Stored entries
________________________________________
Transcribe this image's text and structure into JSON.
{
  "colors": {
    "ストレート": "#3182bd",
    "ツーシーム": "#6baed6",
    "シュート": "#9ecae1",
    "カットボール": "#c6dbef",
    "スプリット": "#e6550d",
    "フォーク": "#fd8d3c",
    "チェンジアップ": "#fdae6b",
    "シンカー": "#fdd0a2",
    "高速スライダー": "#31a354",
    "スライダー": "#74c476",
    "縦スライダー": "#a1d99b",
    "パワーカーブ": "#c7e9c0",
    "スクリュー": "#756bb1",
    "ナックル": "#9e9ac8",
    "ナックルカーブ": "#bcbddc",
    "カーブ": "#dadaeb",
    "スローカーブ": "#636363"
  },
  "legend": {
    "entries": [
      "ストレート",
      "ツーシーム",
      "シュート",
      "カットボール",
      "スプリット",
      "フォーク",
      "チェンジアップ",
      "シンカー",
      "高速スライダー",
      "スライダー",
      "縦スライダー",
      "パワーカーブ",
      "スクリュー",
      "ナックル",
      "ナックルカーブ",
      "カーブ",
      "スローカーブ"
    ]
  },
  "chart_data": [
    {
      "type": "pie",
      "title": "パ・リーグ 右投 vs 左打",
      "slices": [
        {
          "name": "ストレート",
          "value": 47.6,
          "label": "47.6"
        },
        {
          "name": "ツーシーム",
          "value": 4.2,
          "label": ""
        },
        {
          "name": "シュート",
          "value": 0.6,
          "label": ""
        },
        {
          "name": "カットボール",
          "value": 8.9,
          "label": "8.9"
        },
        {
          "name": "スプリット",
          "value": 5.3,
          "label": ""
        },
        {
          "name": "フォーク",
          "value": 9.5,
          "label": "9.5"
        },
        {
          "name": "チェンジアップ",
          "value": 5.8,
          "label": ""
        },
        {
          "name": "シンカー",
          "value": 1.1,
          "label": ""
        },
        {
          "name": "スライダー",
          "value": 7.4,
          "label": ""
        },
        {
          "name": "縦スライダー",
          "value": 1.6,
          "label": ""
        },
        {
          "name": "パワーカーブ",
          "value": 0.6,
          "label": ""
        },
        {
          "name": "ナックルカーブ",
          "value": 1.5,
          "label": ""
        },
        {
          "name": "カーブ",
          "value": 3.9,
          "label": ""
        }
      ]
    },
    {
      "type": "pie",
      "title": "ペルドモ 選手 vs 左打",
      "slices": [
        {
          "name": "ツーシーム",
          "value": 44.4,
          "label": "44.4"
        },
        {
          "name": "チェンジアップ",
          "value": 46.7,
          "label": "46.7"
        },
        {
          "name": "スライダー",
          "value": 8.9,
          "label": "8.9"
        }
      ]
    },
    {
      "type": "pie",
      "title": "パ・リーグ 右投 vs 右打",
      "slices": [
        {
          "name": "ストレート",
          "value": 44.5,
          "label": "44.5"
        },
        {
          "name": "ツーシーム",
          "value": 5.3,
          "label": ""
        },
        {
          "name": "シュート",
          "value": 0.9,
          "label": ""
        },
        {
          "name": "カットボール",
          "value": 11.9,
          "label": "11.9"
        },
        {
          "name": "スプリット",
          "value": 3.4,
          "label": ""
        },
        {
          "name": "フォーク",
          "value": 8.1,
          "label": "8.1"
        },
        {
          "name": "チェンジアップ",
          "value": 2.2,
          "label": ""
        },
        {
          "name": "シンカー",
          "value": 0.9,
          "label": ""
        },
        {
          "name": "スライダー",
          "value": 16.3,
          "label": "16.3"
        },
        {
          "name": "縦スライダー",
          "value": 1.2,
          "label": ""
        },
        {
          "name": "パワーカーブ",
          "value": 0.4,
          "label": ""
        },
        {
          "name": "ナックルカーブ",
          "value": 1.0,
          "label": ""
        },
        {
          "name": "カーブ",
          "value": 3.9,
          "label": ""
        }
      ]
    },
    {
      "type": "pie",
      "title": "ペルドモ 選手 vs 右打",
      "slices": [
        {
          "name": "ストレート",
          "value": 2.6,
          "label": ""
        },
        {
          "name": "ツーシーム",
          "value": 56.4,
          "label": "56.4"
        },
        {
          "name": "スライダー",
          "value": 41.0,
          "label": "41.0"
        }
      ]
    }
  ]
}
________________________________________
(Instructions for the task): Copy out each line that contains the word "ペルドモ".

(Complete response):
      "title": "ペルドモ 選手 vs 左打",
      "title": "ペルドモ 選手 vs 右打",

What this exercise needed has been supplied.